(Layout records)

○ ○ ○ ○ ○ ○ ○

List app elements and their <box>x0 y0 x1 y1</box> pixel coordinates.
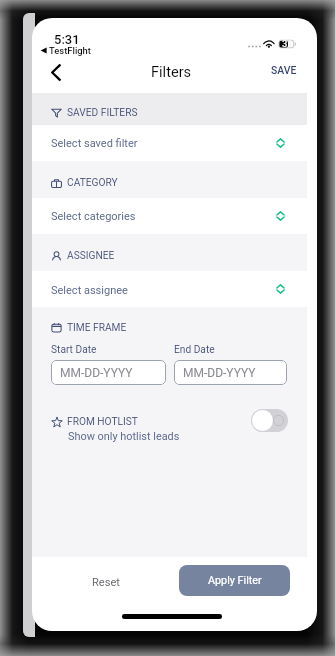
button[interactable]: MM-DD-YYYY <box>174 360 287 385</box>
staticText: Select assignee <box>51 284 128 297</box>
staticText: SAVE <box>271 64 297 76</box>
staticText: 31 <box>282 38 293 49</box>
button[interactable]: Select saved filter <box>32 125 307 160</box>
staticText: Start Date <box>51 344 97 356</box>
button[interactable]: MM-DD-YYYY <box>51 360 166 385</box>
staticText: TestFlight <box>49 45 91 56</box>
button[interactable]: ASSIGNEE <box>32 237 307 275</box>
staticText: ASSIGNEE <box>67 250 115 262</box>
staticText: MM-DD-YYYY <box>183 366 256 380</box>
staticText: 5:31 <box>54 32 80 47</box>
staticText: Filters <box>151 63 192 80</box>
staticText: MM-DD-YYYY <box>60 366 133 380</box>
button[interactable]: Show only hotlist leads toggle <box>251 409 288 432</box>
button[interactable]: Back <box>41 57 71 87</box>
staticText: Show only hotlist leads <box>68 430 180 443</box>
staticText: TIME FRAME <box>67 322 127 334</box>
button[interactable]: Select assignee <box>32 271 307 307</box>
button[interactable]: SAVE <box>260 59 308 81</box>
button[interactable]: SAVED FILTERS <box>32 96 307 129</box>
staticText: Apply Filter <box>208 574 262 587</box>
staticText: Select saved filter <box>51 137 138 150</box>
staticText: Select categories <box>51 210 136 223</box>
staticText: CATEGORY <box>67 177 118 189</box>
button[interactable]: Reset <box>76 567 136 597</box>
staticText: SAVED FILTERS <box>67 107 138 119</box>
staticText: FROM HOTLIST <box>67 416 138 428</box>
button[interactable]: Select categories <box>32 198 307 233</box>
button[interactable]: CATEGORY <box>32 164 307 202</box>
staticText: End Date <box>174 344 215 356</box>
button[interactable]: Apply Filter <box>179 565 290 596</box>
staticText: Reset <box>92 576 120 589</box>
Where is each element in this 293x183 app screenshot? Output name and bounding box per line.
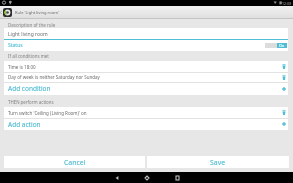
button[interactable]: Day of week is neither Saturday nor Sund… [4, 72, 288, 82]
staticText: If all conditions met [8, 53, 49, 59]
button[interactable]: Time is 18:00 [4, 61, 288, 72]
button[interactable]: Add [279, 118, 288, 130]
button[interactable]: Status [4, 40, 288, 51]
button[interactable]: Recent apps [162, 172, 192, 183]
button[interactable]: Back [102, 172, 132, 183]
staticText: Day of week is neither Saturday nor Sund… [8, 74, 100, 80]
staticText: 12:08 [282, 1, 292, 6]
button[interactable]: Add [279, 82, 288, 95]
staticText: Turn switch 'Ceiling (Living Room)' on [8, 110, 87, 116]
button[interactable]: Save [147, 156, 289, 168]
staticText: Cancel [64, 158, 86, 167]
button[interactable]: Add condition [4, 82, 288, 95]
button[interactable]: Navigate up [0, 6, 3, 19]
staticText: Description of the rule [8, 22, 56, 28]
button[interactable]: Turn switch 'Ceiling (Living Room)' on [4, 107, 288, 118]
staticText: Save [210, 158, 226, 167]
staticText: Rule 'Light living room' [15, 10, 59, 16]
staticText: Add condition [8, 84, 51, 93]
button[interactable]: Delete [279, 107, 288, 118]
button[interactable]: Delete [279, 61, 288, 72]
staticText: Light living room [8, 31, 48, 38]
button[interactable]: Home [132, 172, 162, 183]
button[interactable]: Cancel [4, 156, 145, 168]
staticText: Time is 18:00 [8, 64, 36, 70]
staticText: THEN perform actions [8, 99, 54, 105]
button[interactable]: Delete [279, 72, 288, 82]
button[interactable]: Add action [4, 118, 288, 130]
staticText: Status [8, 42, 23, 49]
staticText: Add action [8, 120, 41, 129]
staticText: On [279, 43, 285, 48]
button[interactable]: Light living room [4, 28, 288, 40]
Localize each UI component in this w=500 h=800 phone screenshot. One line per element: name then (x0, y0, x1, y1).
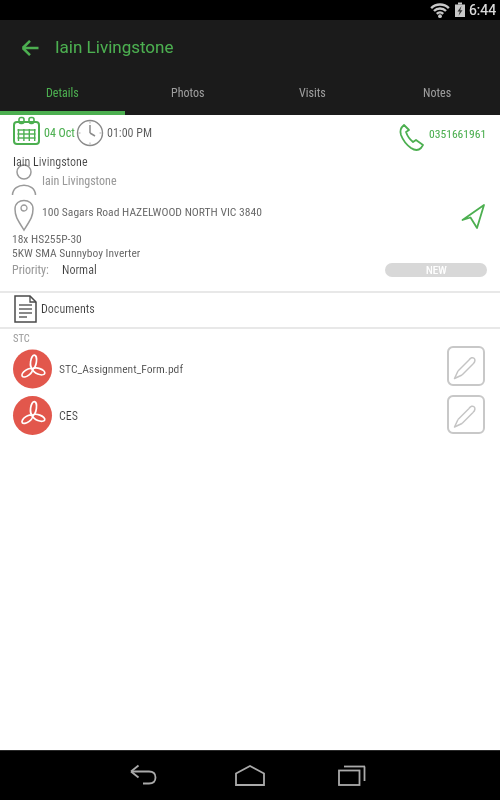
button[interactable]: NEW (385, 263, 487, 277)
button[interactable] (447, 395, 485, 434)
staticText: Iain Livingstone (55, 37, 174, 57)
staticText: Photos (171, 86, 205, 100)
staticText: STC (13, 332, 30, 344)
button[interactable] (0, 20, 60, 75)
staticText: NEW (426, 264, 447, 277)
staticText: Normal (62, 263, 97, 277)
staticText: Notes (423, 86, 452, 100)
staticText: STC_Assignment_Form.pdf (59, 362, 184, 376)
button[interactable] (225, 750, 275, 800)
staticText: 01:00 PM (107, 126, 152, 140)
button[interactable]: STC_Assignment_Form.pdf (0, 347, 440, 389)
button[interactable] (447, 346, 485, 386)
button[interactable]: CES (0, 394, 440, 436)
button[interactable]: Documents (0, 293, 500, 327)
button[interactable]: 0351661961 (395, 118, 495, 151)
staticText: Documents (41, 302, 95, 316)
staticText: Iain Livingstone (42, 174, 117, 188)
staticText: 100 Sagars Road HAZELWOOD NORTH VIC 3840 (42, 205, 262, 219)
button[interactable] (118, 750, 168, 800)
staticText: CES (59, 409, 78, 423)
button[interactable]: Photos (125, 75, 250, 115)
button[interactable]: Details (0, 75, 125, 115)
button[interactable]: Notes (375, 75, 500, 115)
staticText: Visits (299, 86, 326, 100)
staticText: 04 Oct (44, 126, 75, 140)
button[interactable]: Visits (250, 75, 375, 115)
button[interactable] (455, 198, 493, 234)
button[interactable] (327, 750, 377, 800)
staticText: Iain Livingstone (13, 155, 88, 169)
staticText: 18x HS255P-30 (12, 232, 82, 245)
staticText: Details (46, 86, 79, 100)
staticText: 0351661961 (429, 127, 487, 141)
staticText: 6:44 (469, 2, 496, 18)
staticText: 5KW SMA Sunnyboy Inverter (12, 246, 141, 259)
staticText: Priority: (12, 263, 49, 277)
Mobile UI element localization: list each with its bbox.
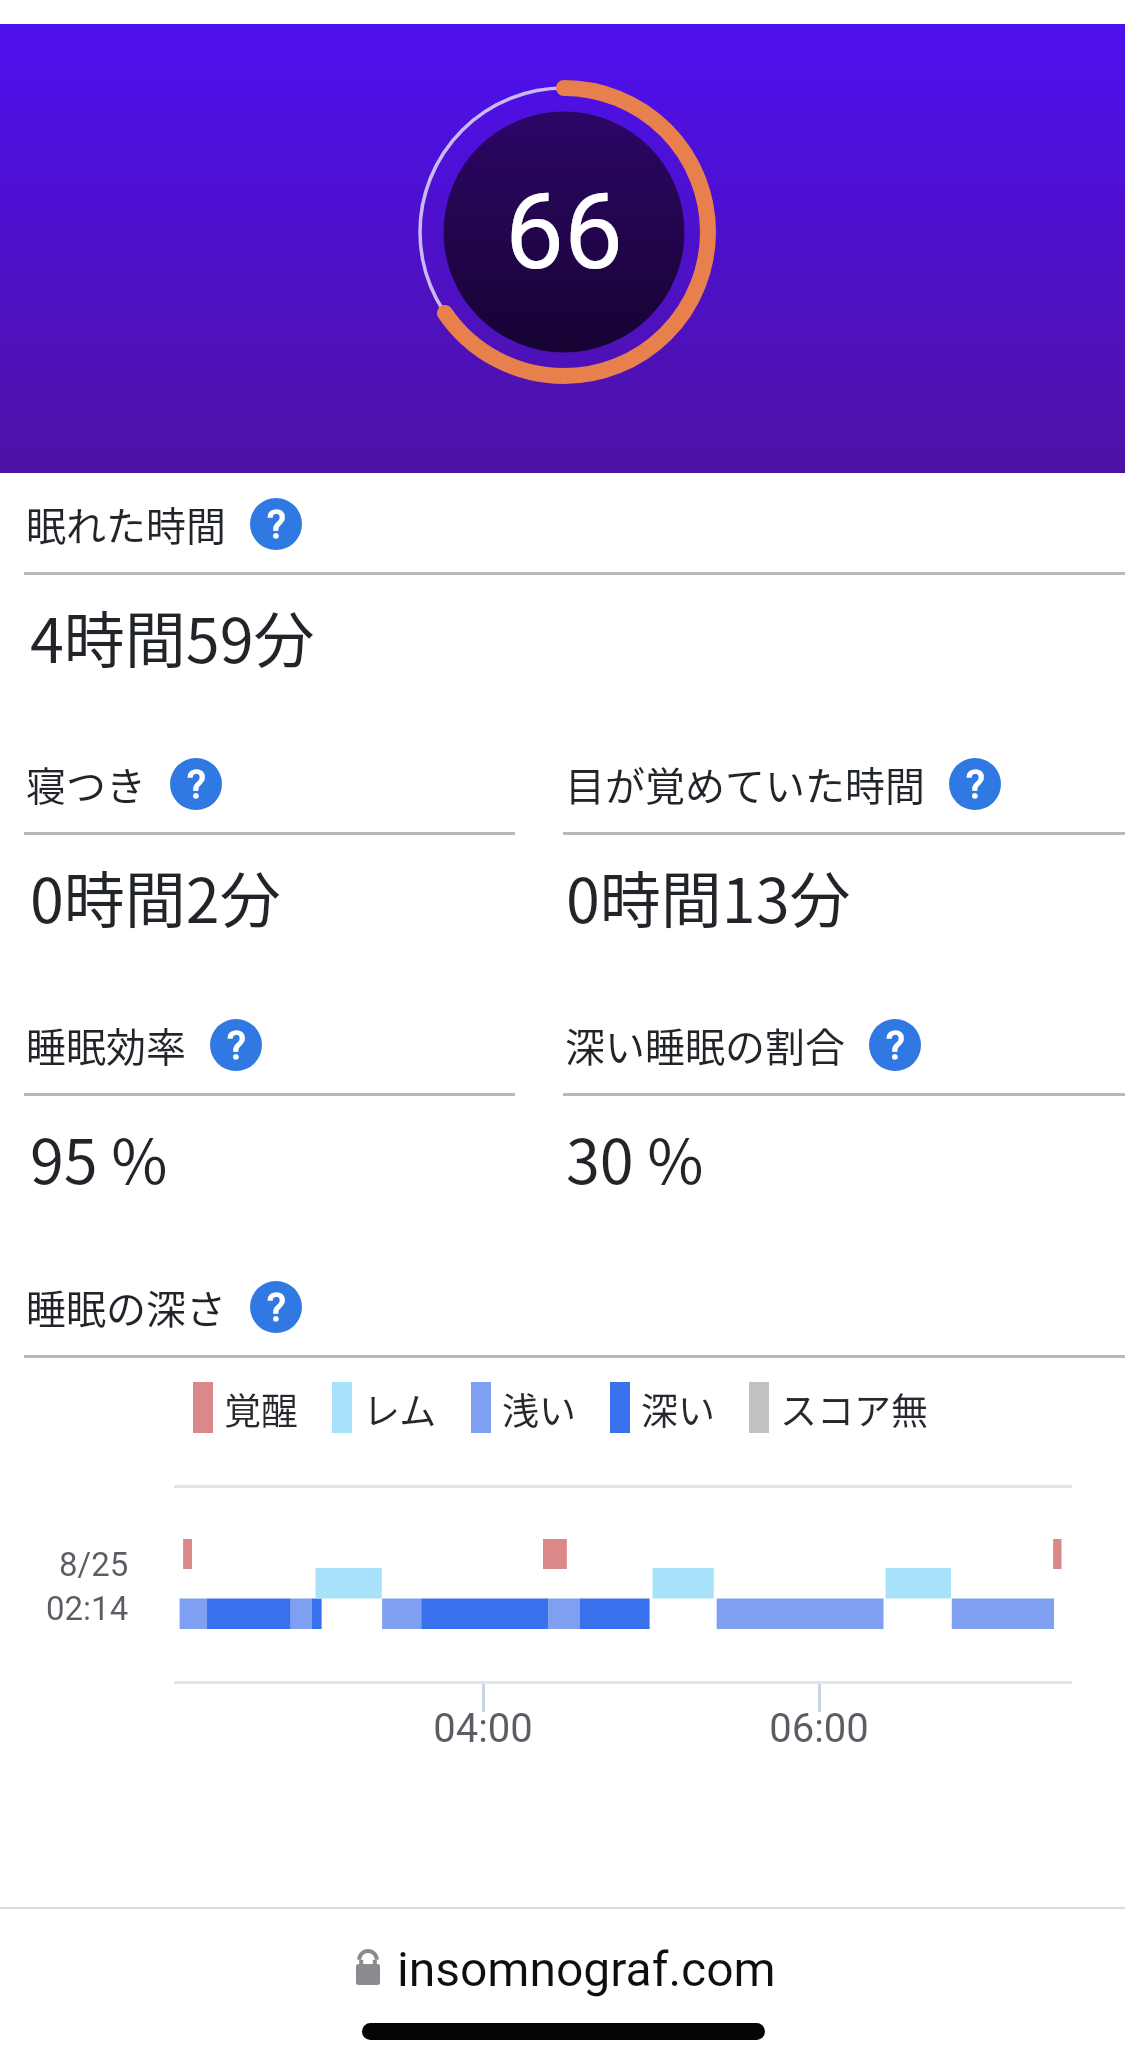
staticText: 4時間59分 [30,592,315,680]
staticText: 04:00 [403,1705,563,1752]
staticText: ? [886,1022,905,1068]
button[interactable]: Help [210,1019,262,1071]
button[interactable]: 睡眠効率 [26,1016,262,1074]
staticText: 眠れた時間 [26,495,226,553]
button[interactable]: 深い睡眠の割合 [565,1016,921,1074]
staticText: 寝つき [26,755,146,813]
staticText: ? [227,1022,246,1068]
staticText: スコア無 [780,1382,928,1436]
button[interactable]: Help [250,498,302,550]
staticText: 覚醒 [224,1382,298,1436]
button[interactable]: スコア無 [749,1382,928,1436]
button[interactable]: Help [170,758,222,810]
button[interactable]: 深い [610,1382,715,1436]
staticText: 0時間2分 [30,852,281,940]
staticText: 66 [505,171,624,294]
button[interactable]: 眠れた時間 [26,495,302,553]
staticText: レム [363,1382,437,1436]
staticText: ? [966,761,985,807]
staticText: ? [267,501,286,547]
button[interactable]: 浅い [471,1382,576,1436]
button[interactable]: 睡眠の深さ [26,1278,302,1336]
staticText: 浅い [502,1382,576,1436]
button[interactable]: Help [250,1281,302,1333]
button[interactable]: Help [949,758,1001,810]
staticText: 30 % [566,1113,704,1201]
button[interactable]: 寝つき [26,755,222,813]
button[interactable]: レム [332,1382,437,1436]
staticText: 目が覚めていた時間 [565,755,925,813]
button[interactable]: 覚醒 [193,1382,298,1436]
button[interactable]: 目が覚めていた時間 [565,755,1001,813]
staticText: 0時間13分 [566,852,851,940]
staticText: 06:00 [739,1705,899,1752]
staticText: 02:14 [46,1589,129,1628]
staticText: 8/25 [59,1545,129,1584]
other: Secure connection [356,1949,380,1985]
staticText: 睡眠の深さ [26,1278,226,1336]
staticText: ? [267,1284,286,1330]
staticText: 95 % [30,1113,168,1201]
staticText: ? [187,761,206,807]
staticText: 睡眠効率 [26,1016,186,1074]
staticText: insomnograf.com [397,1941,776,1997]
button[interactable]: Help [869,1019,921,1071]
staticText: 深い睡眠の割合 [565,1016,845,1074]
staticText: 深い [641,1382,715,1436]
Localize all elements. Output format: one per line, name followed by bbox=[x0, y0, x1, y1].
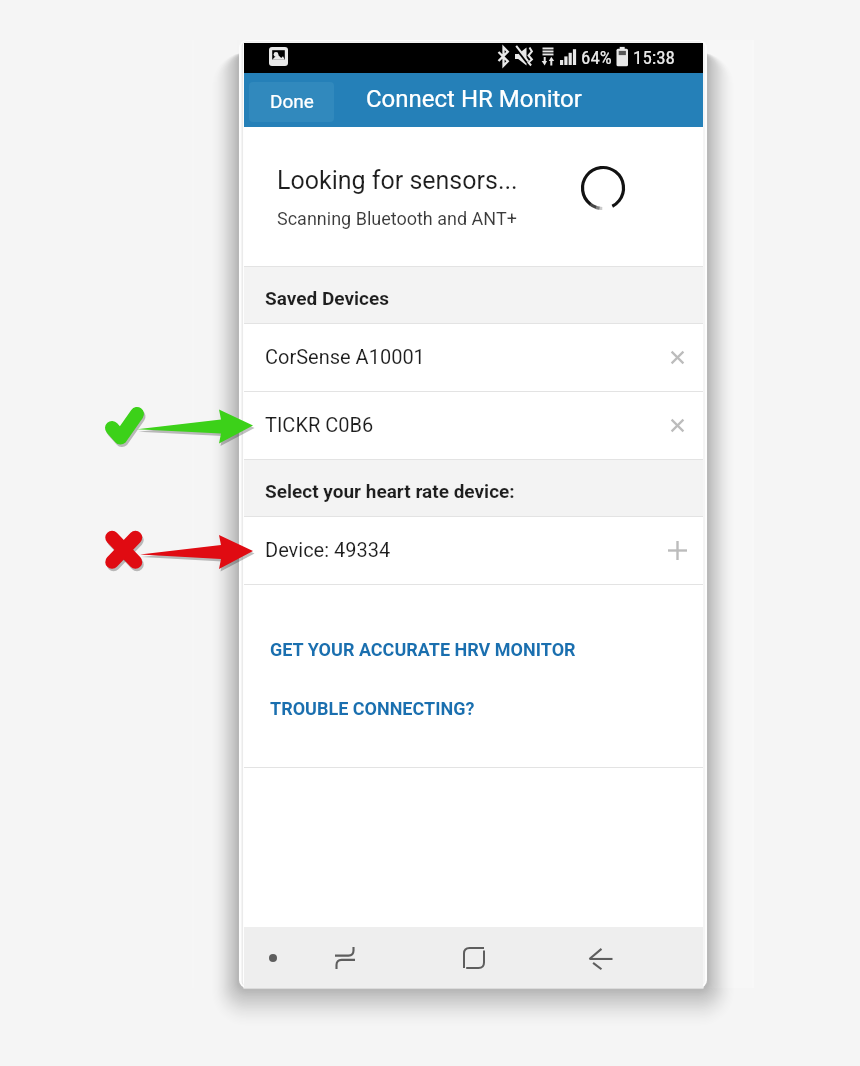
button[interactable]: Device: 49334 bbox=[244, 517, 703, 584]
button[interactable]: Home bbox=[388, 927, 559, 988]
button[interactable]: Back bbox=[559, 927, 643, 988]
staticText: 15:38 bbox=[633, 46, 675, 68]
staticText: Scanning Bluetooth and ANT+ bbox=[277, 208, 517, 229]
button[interactable]: Connect HR Monitor bbox=[244, 73, 703, 127]
staticText: TROUBLE CONNECTING? bbox=[270, 698, 475, 719]
button[interactable]: Remove device bbox=[657, 337, 697, 377]
button[interactable]: Menu bbox=[244, 927, 301, 988]
staticText: CorSense A10001 bbox=[265, 345, 425, 368]
button[interactable]: TROUBLE CONNECTING? bbox=[266, 694, 479, 723]
staticText: Looking for sensors... bbox=[277, 166, 518, 195]
staticText: 64% bbox=[581, 46, 612, 68]
button[interactable]: Add device bbox=[657, 530, 697, 570]
button[interactable]: Done bbox=[249, 82, 334, 122]
button[interactable]: GET YOUR ACCURATE HRV MONITOR bbox=[266, 635, 580, 664]
button[interactable]: CorSense A10001 bbox=[244, 324, 703, 391]
staticText: Connect HR Monitor bbox=[366, 85, 582, 113]
button[interactable]: TICKR C0B6 bbox=[244, 392, 703, 459]
staticText: TICKR C0B6 bbox=[265, 413, 374, 436]
button[interactable]: Remove device bbox=[657, 405, 697, 445]
staticText: Saved Devices bbox=[265, 287, 389, 309]
staticText: GET YOUR ACCURATE HRV MONITOR bbox=[270, 639, 576, 660]
button[interactable]: Recent apps bbox=[301, 927, 388, 988]
staticText: Done bbox=[270, 90, 314, 112]
staticText: Device: 49334 bbox=[265, 538, 391, 561]
staticText: Select your heart rate device: bbox=[265, 480, 515, 502]
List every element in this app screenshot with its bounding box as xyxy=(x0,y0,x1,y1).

○ ○ ○ ○ ○ ○ ○

■ **DIRECTIONS**: Can you repeat the listing lines from the one containing "button[interactable]: MM-DD-YYYY <box>174" through the one containing "button[interactable]: Select saved", with both included?

■ **RESULT OF THE EXERCISE**:
button[interactable]: MM-DD-YYYY <box>174 360 287 385</box>
staticText: Select assignee <box>51 284 128 297</box>
staticText: SAVE <box>271 64 297 76</box>
staticText: 31 <box>282 38 293 49</box>
button[interactable]: Select saved filter <box>32 125 307 160</box>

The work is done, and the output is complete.